Data items

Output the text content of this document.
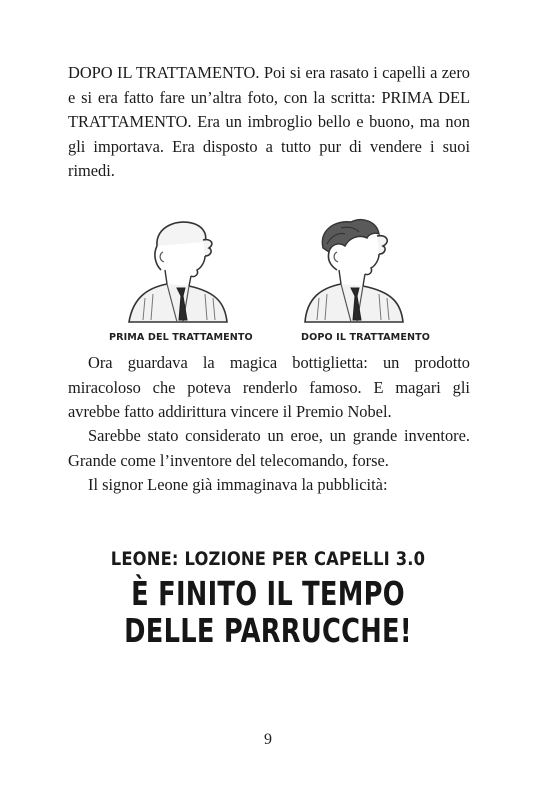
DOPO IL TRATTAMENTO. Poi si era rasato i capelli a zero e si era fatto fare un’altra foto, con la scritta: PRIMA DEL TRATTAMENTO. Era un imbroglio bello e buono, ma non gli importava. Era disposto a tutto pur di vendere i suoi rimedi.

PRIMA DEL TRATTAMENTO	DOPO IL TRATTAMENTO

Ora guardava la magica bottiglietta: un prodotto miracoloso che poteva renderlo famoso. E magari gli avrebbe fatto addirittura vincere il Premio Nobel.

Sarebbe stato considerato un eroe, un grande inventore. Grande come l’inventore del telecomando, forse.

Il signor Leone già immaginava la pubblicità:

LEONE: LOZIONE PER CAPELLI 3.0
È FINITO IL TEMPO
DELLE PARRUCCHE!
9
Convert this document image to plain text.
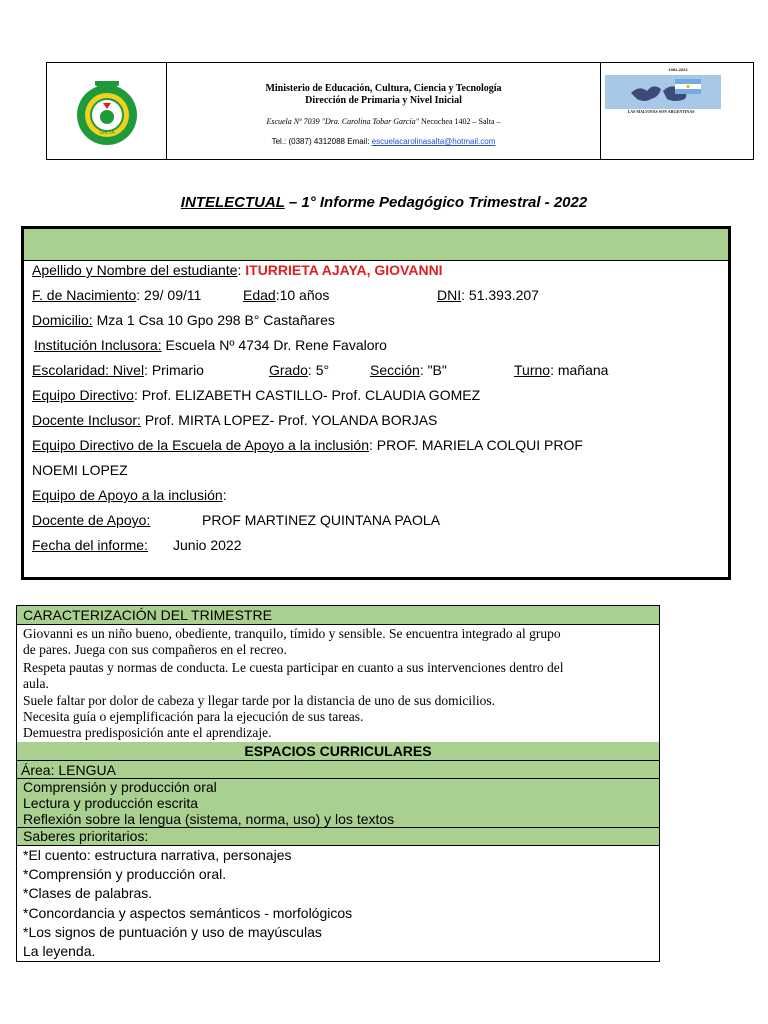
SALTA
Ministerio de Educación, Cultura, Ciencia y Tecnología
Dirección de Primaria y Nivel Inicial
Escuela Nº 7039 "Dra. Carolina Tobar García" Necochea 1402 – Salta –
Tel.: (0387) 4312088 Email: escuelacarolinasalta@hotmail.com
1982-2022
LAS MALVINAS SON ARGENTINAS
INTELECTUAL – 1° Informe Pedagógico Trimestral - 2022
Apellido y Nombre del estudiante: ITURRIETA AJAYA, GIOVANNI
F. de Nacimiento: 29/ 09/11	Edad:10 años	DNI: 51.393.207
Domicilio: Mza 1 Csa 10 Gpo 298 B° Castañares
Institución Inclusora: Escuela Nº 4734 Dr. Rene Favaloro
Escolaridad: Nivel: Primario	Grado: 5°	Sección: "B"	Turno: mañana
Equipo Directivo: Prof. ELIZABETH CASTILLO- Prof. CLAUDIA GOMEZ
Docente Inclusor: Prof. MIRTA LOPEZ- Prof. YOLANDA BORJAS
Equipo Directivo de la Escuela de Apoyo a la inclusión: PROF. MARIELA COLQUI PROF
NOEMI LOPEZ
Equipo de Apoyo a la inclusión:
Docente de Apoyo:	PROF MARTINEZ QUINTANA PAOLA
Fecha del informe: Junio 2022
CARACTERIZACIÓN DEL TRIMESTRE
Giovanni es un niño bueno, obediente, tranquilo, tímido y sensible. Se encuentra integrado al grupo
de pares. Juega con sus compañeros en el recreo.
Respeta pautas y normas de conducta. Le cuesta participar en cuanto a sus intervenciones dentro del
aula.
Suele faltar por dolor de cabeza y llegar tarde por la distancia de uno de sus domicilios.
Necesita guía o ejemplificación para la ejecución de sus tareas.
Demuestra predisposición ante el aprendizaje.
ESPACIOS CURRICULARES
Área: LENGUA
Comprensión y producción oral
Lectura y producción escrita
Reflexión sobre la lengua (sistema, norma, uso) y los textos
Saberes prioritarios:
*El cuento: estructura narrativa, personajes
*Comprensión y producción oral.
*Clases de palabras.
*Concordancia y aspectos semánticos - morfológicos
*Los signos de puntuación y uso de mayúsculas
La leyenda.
* * *
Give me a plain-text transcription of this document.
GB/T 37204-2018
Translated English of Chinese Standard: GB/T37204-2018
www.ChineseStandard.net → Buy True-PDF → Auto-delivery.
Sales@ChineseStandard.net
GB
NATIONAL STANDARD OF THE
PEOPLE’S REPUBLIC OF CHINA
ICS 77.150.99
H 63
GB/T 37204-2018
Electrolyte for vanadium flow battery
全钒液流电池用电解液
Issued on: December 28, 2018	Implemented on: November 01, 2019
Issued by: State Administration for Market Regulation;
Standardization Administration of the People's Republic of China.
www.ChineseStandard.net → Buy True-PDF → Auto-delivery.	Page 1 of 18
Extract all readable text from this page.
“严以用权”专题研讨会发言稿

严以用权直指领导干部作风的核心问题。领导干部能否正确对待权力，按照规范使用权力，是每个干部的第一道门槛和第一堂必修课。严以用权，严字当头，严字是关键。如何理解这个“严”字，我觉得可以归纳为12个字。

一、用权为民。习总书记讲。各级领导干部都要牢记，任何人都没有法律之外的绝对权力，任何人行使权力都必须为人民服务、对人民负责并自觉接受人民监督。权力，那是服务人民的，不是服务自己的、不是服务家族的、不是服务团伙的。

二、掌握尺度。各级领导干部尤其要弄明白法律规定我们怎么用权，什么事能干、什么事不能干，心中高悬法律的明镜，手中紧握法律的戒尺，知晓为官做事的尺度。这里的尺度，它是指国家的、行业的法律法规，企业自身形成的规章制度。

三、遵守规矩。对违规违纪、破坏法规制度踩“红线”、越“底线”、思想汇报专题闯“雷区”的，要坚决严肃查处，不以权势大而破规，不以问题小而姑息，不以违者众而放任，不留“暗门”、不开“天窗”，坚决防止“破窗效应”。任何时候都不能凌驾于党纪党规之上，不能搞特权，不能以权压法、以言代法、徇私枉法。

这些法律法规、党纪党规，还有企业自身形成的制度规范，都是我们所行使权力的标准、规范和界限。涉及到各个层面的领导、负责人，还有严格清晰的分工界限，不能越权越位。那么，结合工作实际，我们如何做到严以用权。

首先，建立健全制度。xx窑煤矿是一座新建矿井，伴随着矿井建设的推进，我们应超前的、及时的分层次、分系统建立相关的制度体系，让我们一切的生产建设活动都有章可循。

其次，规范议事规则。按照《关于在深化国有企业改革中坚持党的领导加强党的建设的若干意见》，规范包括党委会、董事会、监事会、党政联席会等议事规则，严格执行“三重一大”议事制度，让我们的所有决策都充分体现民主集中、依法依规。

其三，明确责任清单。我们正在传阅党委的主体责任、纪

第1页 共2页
---
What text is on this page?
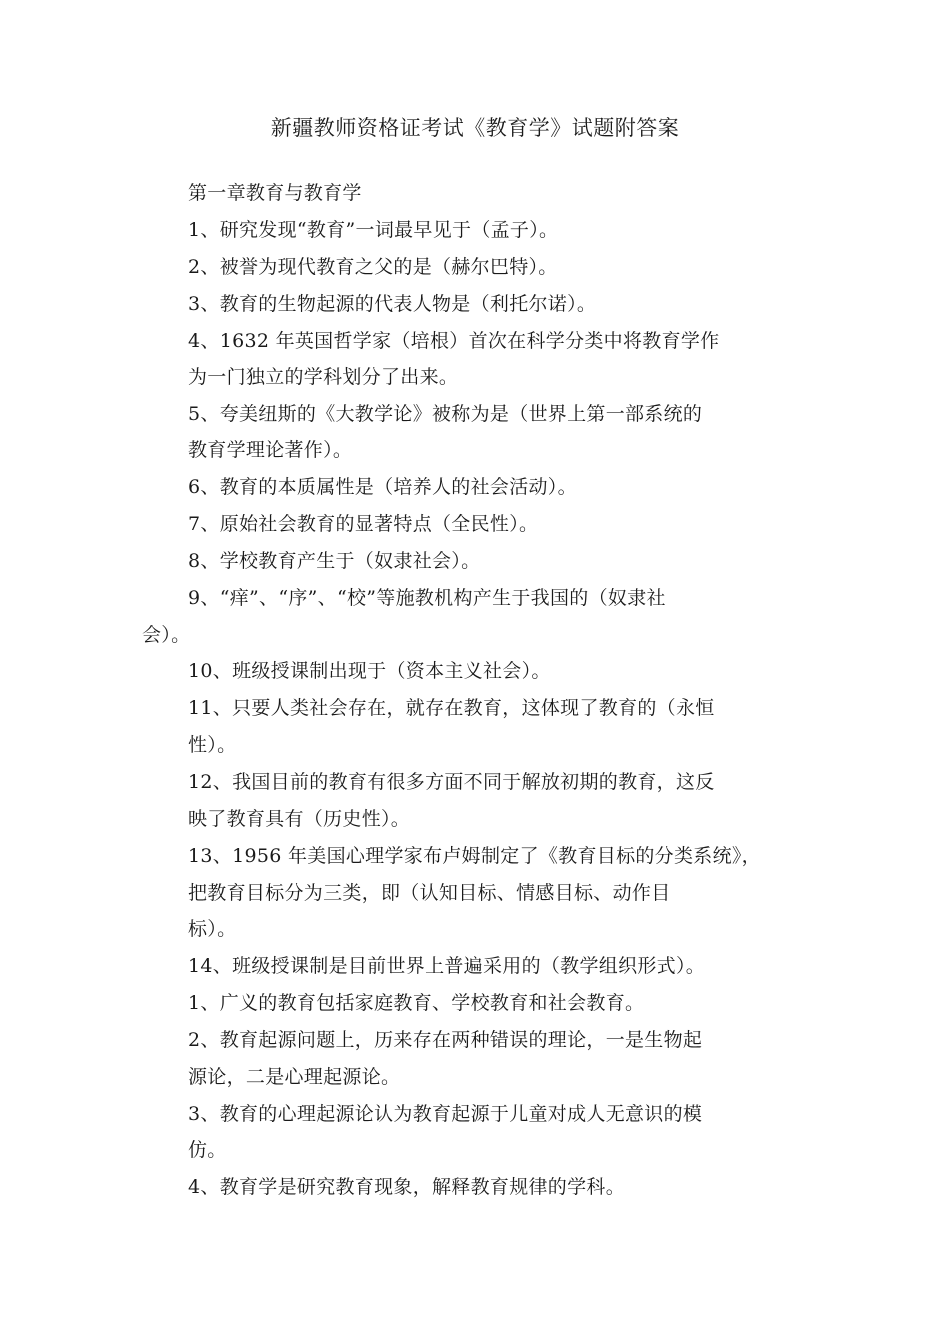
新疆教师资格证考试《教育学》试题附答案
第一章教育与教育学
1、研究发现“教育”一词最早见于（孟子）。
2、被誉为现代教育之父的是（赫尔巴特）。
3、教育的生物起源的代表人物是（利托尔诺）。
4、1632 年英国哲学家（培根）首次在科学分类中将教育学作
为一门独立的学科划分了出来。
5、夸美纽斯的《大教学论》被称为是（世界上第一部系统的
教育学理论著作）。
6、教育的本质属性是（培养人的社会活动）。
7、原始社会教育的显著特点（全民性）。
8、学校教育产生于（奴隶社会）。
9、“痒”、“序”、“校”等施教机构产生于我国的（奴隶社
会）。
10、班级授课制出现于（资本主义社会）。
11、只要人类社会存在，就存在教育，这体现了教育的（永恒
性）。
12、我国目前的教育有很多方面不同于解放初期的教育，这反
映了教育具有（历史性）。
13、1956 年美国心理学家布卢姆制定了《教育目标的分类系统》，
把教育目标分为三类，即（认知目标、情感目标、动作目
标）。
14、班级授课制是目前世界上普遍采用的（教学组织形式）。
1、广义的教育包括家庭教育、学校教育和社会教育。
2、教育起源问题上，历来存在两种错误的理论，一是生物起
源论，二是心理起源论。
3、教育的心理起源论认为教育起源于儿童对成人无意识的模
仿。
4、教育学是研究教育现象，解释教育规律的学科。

§ Stated problem: Identify the lines in the records above that contain the word "LOPEZ", then state how many there are and nothing more.

§ Response to this task: 2